### Written problem
Pick out the lines below that include the string "grid".
═══ Materials provided ═══
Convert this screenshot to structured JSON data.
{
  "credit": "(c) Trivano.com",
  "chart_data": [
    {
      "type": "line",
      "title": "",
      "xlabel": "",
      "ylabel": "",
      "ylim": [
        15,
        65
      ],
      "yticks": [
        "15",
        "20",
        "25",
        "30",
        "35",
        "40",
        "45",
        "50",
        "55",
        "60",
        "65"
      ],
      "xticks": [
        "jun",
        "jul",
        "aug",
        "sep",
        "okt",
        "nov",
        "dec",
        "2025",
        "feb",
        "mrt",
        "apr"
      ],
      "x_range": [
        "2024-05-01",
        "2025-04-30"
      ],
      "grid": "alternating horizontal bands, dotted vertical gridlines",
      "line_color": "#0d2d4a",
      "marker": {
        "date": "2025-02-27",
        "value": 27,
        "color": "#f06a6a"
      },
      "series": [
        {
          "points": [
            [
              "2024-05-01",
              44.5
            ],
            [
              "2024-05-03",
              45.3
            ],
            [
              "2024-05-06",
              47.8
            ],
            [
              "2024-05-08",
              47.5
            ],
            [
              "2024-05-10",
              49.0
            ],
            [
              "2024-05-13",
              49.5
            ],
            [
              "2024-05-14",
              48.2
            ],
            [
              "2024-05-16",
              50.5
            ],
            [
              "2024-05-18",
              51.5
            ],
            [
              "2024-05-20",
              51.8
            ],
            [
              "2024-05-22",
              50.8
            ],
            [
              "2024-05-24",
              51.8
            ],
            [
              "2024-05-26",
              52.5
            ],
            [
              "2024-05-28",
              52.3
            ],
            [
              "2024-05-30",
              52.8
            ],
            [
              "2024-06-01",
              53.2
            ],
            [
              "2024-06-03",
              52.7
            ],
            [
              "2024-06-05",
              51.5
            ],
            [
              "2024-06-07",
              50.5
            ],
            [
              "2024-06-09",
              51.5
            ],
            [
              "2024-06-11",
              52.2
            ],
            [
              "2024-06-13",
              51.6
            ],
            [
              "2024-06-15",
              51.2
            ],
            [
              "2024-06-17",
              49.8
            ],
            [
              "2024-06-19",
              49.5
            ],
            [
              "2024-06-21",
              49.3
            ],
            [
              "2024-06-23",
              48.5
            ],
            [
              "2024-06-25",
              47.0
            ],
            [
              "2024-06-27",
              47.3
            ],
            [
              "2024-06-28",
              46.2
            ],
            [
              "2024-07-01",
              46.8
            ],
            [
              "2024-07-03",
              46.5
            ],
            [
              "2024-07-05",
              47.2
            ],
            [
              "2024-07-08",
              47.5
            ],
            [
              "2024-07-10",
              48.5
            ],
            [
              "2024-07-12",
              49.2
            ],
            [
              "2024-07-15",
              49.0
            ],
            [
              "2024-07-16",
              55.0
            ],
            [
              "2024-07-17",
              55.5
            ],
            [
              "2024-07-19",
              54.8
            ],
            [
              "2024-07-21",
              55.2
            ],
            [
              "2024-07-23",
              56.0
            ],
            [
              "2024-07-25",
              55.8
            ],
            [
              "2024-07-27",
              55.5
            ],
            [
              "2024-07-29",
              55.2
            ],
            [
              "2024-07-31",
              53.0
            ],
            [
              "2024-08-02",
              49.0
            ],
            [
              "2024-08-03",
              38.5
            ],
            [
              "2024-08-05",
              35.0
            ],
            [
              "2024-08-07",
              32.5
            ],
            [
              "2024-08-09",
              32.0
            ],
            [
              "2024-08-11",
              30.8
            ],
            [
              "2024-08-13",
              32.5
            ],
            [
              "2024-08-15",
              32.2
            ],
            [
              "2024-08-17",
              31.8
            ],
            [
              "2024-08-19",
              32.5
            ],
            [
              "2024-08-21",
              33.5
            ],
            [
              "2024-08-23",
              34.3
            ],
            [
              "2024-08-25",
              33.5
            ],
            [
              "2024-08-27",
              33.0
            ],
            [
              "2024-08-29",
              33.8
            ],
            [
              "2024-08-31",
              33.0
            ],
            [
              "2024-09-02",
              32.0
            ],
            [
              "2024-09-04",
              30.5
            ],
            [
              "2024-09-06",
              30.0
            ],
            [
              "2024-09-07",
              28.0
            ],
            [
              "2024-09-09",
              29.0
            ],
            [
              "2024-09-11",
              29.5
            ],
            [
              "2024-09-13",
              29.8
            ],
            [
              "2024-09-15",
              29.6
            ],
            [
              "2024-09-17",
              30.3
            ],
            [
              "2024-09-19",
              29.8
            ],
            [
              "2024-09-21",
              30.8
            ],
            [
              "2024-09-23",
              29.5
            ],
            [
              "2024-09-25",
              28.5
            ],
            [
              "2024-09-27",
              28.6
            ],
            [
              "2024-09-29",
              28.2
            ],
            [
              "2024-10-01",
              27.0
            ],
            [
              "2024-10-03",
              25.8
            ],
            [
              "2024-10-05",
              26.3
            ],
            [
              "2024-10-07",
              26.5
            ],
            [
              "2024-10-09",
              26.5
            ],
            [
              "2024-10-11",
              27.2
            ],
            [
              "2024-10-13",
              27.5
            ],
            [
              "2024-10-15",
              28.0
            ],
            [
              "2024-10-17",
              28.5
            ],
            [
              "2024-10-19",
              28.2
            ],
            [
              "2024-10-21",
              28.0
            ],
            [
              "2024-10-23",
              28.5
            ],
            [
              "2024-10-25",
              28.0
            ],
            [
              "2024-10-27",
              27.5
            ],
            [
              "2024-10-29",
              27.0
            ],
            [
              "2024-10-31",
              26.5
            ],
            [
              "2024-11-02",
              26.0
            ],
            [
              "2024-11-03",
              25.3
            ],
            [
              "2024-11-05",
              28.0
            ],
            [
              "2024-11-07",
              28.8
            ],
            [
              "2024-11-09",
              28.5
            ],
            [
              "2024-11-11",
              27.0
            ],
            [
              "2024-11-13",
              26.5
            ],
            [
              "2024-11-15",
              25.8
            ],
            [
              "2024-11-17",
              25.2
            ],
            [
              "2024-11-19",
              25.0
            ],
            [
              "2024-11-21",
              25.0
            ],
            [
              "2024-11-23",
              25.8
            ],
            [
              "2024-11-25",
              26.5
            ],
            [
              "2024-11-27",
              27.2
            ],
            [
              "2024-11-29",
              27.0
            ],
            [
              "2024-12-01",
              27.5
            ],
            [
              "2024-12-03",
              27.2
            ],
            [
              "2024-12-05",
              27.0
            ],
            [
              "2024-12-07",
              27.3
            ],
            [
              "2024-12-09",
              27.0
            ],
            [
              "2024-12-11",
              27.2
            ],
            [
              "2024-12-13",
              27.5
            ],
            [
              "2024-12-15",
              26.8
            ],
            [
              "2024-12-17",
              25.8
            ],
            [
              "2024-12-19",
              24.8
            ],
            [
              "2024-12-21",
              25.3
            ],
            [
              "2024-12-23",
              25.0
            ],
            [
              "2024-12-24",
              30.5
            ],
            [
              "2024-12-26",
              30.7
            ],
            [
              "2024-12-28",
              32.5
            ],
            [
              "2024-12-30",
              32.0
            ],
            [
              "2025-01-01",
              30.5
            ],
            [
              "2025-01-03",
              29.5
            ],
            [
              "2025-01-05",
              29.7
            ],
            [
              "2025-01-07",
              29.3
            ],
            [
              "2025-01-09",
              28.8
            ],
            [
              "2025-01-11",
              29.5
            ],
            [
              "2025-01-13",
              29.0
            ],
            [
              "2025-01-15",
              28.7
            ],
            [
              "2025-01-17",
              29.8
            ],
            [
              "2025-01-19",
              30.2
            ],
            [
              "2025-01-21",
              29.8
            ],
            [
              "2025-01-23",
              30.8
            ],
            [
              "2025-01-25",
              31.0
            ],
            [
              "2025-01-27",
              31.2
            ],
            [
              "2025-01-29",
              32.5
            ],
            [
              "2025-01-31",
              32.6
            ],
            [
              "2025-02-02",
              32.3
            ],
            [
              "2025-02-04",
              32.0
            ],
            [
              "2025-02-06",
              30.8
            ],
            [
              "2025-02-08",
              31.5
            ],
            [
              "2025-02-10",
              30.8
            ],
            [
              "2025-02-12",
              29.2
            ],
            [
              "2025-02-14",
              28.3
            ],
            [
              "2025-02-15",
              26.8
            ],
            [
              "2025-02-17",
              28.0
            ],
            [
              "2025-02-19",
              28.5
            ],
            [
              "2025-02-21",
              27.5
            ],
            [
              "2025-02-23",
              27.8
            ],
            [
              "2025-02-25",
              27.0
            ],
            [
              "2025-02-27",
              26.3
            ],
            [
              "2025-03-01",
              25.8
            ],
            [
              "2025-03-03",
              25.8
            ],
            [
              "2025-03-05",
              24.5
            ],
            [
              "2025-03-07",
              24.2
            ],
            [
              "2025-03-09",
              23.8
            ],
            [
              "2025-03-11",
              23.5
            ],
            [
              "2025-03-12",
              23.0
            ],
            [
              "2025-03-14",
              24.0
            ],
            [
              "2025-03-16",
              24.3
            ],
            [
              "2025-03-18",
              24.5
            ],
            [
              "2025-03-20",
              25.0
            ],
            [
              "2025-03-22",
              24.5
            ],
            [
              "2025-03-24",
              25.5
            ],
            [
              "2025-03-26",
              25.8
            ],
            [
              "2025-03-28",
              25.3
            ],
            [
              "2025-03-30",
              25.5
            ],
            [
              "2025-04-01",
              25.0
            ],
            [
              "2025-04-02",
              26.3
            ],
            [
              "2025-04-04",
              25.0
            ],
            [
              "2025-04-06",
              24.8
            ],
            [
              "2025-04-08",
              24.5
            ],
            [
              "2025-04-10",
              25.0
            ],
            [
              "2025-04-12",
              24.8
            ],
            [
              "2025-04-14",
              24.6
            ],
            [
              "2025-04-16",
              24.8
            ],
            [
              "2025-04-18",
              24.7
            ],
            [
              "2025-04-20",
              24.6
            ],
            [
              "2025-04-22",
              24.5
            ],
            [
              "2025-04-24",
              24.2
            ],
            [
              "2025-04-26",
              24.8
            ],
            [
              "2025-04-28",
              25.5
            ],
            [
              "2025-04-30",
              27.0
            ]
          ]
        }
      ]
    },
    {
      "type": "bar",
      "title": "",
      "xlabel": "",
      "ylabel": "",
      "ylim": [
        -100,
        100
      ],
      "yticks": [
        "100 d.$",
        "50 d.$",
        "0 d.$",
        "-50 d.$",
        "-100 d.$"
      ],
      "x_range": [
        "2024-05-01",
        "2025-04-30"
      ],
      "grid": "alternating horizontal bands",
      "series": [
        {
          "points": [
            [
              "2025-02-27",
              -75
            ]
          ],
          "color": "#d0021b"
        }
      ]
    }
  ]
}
═══
### Solved exercise
      "grid": "alternating horizontal bands, dotted vertical gridlines",
      "grid": "alternating horizontal bands",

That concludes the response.